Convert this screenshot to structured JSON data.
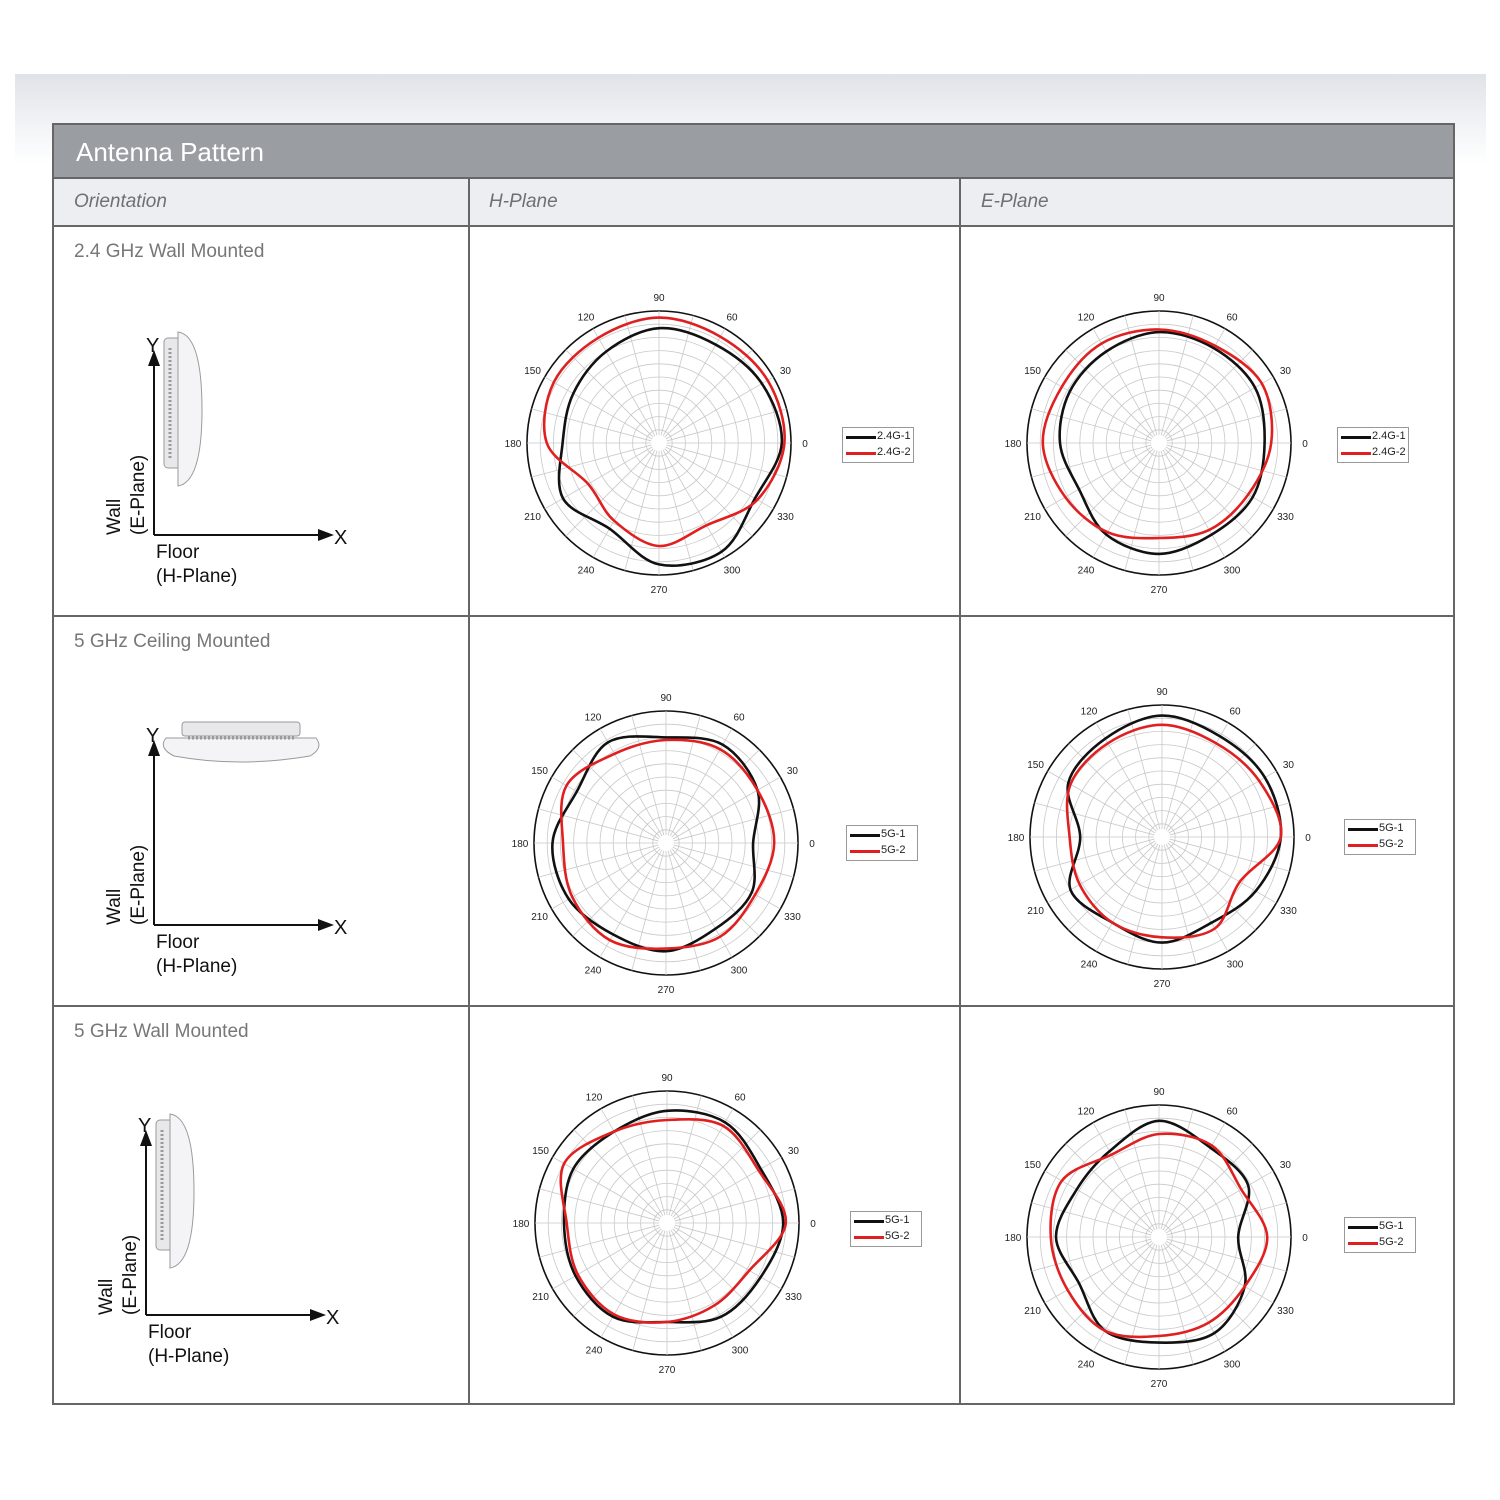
{
  "title": "Antenna Pattern",
  "headers": {
    "orientation": "Orientation",
    "h_plane": "H-Plane",
    "e_plane": "E-Plane"
  },
  "rows": [
    {
      "label": "2.4 GHz Wall Mounted",
      "diagram": {
        "y_label": "Y",
        "x_label": "X",
        "wall_label": "Wall",
        "e_plane_label": "(E-Plane)",
        "floor_label": "Floor",
        "h_plane_label": "(H-Plane)",
        "device_orientation": "wall"
      }
    },
    {
      "label": "5 GHz Ceiling Mounted",
      "diagram": {
        "y_label": "Y",
        "x_label": "X",
        "wall_label": "Wall",
        "e_plane_label": "(E-Plane)",
        "floor_label": "Floor",
        "h_plane_label": "(H-Plane)",
        "device_orientation": "ceiling"
      }
    },
    {
      "label": "5 GHz Wall Mounted",
      "diagram": {
        "y_label": "Y",
        "x_label": "X",
        "wall_label": "Wall",
        "e_plane_label": "(E-Plane)",
        "floor_label": "Floor",
        "h_plane_label": "(H-Plane)",
        "device_orientation": "wall"
      }
    }
  ],
  "colors": {
    "series_1": "#111111",
    "series_2": "#e02020",
    "grid": "#c8c8c8",
    "border": "#666666",
    "title_bar": "#9a9da1"
  },
  "chart_data": [
    {
      "type": "polar",
      "panel": "2.4 GHz Wall Mounted — H-Plane",
      "angle_labels": [
        "0",
        "30",
        "60",
        "90",
        "120",
        "150",
        "180",
        "210",
        "240",
        "270",
        "300",
        "330"
      ],
      "angles": [
        0,
        30,
        60,
        90,
        120,
        150,
        180,
        210,
        240,
        270,
        300,
        330
      ],
      "series": [
        {
          "name": "2.4G-1",
          "values": [
            0.93,
            0.9,
            0.86,
            0.87,
            0.8,
            0.75,
            0.73,
            0.84,
            0.75,
            0.92,
            0.95,
            0.84
          ]
        },
        {
          "name": "2.4G-2",
          "values": [
            0.95,
            0.95,
            0.93,
            0.95,
            0.92,
            0.92,
            0.85,
            0.62,
            0.68,
            0.78,
            0.72,
            0.86
          ]
        }
      ]
    },
    {
      "type": "polar",
      "panel": "2.4 GHz Wall Mounted — E-Plane",
      "angle_labels": [
        "0",
        "30",
        "60",
        "90",
        "120",
        "150",
        "180",
        "210",
        "240",
        "270",
        "300",
        "330"
      ],
      "angles": [
        0,
        30,
        60,
        90,
        120,
        150,
        180,
        210,
        240,
        270,
        300,
        330
      ],
      "series": [
        {
          "name": "2.4G-1",
          "values": [
            0.8,
            0.84,
            0.83,
            0.84,
            0.8,
            0.78,
            0.75,
            0.7,
            0.8,
            0.84,
            0.8,
            0.82
          ]
        },
        {
          "name": "2.4G-2",
          "values": [
            0.85,
            0.9,
            0.85,
            0.86,
            0.87,
            0.85,
            0.88,
            0.82,
            0.78,
            0.72,
            0.76,
            0.78
          ]
        }
      ]
    },
    {
      "type": "polar",
      "panel": "5 GHz Ceiling Mounted — H-Plane",
      "angle_labels": [
        "0",
        "30",
        "60",
        "90",
        "120",
        "150",
        "180",
        "210",
        "240",
        "270",
        "300",
        "330"
      ],
      "angles": [
        0,
        30,
        60,
        90,
        120,
        150,
        180,
        210,
        240,
        270,
        300,
        330
      ],
      "series": [
        {
          "name": "5G-1",
          "values": [
            0.66,
            0.8,
            0.86,
            0.8,
            0.88,
            0.78,
            0.86,
            0.85,
            0.8,
            0.82,
            0.75,
            0.75
          ]
        },
        {
          "name": "5G-2",
          "values": [
            0.82,
            0.8,
            0.82,
            0.78,
            0.78,
            0.87,
            0.78,
            0.82,
            0.85,
            0.8,
            0.82,
            0.78
          ]
        }
      ]
    },
    {
      "type": "polar",
      "panel": "5 GHz Ceiling Mounted — E-Plane",
      "angle_labels": [
        "0",
        "30",
        "60",
        "90",
        "120",
        "150",
        "180",
        "210",
        "240",
        "270",
        "300",
        "330"
      ],
      "angles": [
        0,
        30,
        60,
        90,
        120,
        150,
        180,
        210,
        240,
        270,
        300,
        330
      ],
      "series": [
        {
          "name": "5G-1",
          "values": [
            0.9,
            0.9,
            0.88,
            0.92,
            0.86,
            0.82,
            0.62,
            0.8,
            0.75,
            0.8,
            0.75,
            0.82
          ]
        },
        {
          "name": "5G-2",
          "values": [
            0.9,
            0.85,
            0.82,
            0.85,
            0.82,
            0.8,
            0.7,
            0.72,
            0.75,
            0.76,
            0.8,
            0.68
          ]
        }
      ]
    },
    {
      "type": "polar",
      "panel": "5 GHz Wall Mounted — H-Plane",
      "angle_labels": [
        "0",
        "30",
        "60",
        "90",
        "120",
        "150",
        "180",
        "210",
        "240",
        "270",
        "300",
        "330"
      ],
      "angles": [
        0,
        30,
        60,
        90,
        120,
        150,
        180,
        210,
        240,
        270,
        300,
        330
      ],
      "series": [
        {
          "name": "5G-1",
          "values": [
            0.88,
            0.82,
            0.88,
            0.85,
            0.8,
            0.82,
            0.78,
            0.8,
            0.82,
            0.75,
            0.82,
            0.82
          ]
        },
        {
          "name": "5G-2",
          "values": [
            0.9,
            0.8,
            0.85,
            0.78,
            0.8,
            0.9,
            0.76,
            0.78,
            0.8,
            0.75,
            0.72,
            0.72
          ]
        }
      ]
    },
    {
      "type": "polar",
      "panel": "5 GHz Wall Mounted — E-Plane",
      "angle_labels": [
        "0",
        "30",
        "60",
        "90",
        "120",
        "150",
        "180",
        "210",
        "240",
        "270",
        "300",
        "330"
      ],
      "angles": [
        0,
        30,
        60,
        90,
        120,
        150,
        180,
        210,
        240,
        270,
        300,
        330
      ],
      "series": [
        {
          "name": "5G-1",
          "values": [
            0.6,
            0.78,
            0.78,
            0.88,
            0.75,
            0.72,
            0.78,
            0.7,
            0.82,
            0.8,
            0.84,
            0.75
          ]
        },
        {
          "name": "5G-2",
          "values": [
            0.82,
            0.72,
            0.8,
            0.78,
            0.72,
            0.85,
            0.82,
            0.8,
            0.82,
            0.75,
            0.75,
            0.75
          ]
        }
      ]
    }
  ]
}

__WHAT IS REQUIRED__.
From the data above, copy out every line with the string "panel" in it.

__WRITTEN SOLUTION__.
      "panel": "2.4 GHz Wall Mounted — H-Plane",
      "panel": "2.4 GHz Wall Mounted — E-Plane",
      "panel": "5 GHz Ceiling Mounted — H-Plane",
      "panel": "5 GHz Ceiling Mounted — E-Plane",
      "panel": "5 GHz Wall Mounted — H-Plane",
      "panel": "5 GHz Wall Mounted — E-Plane",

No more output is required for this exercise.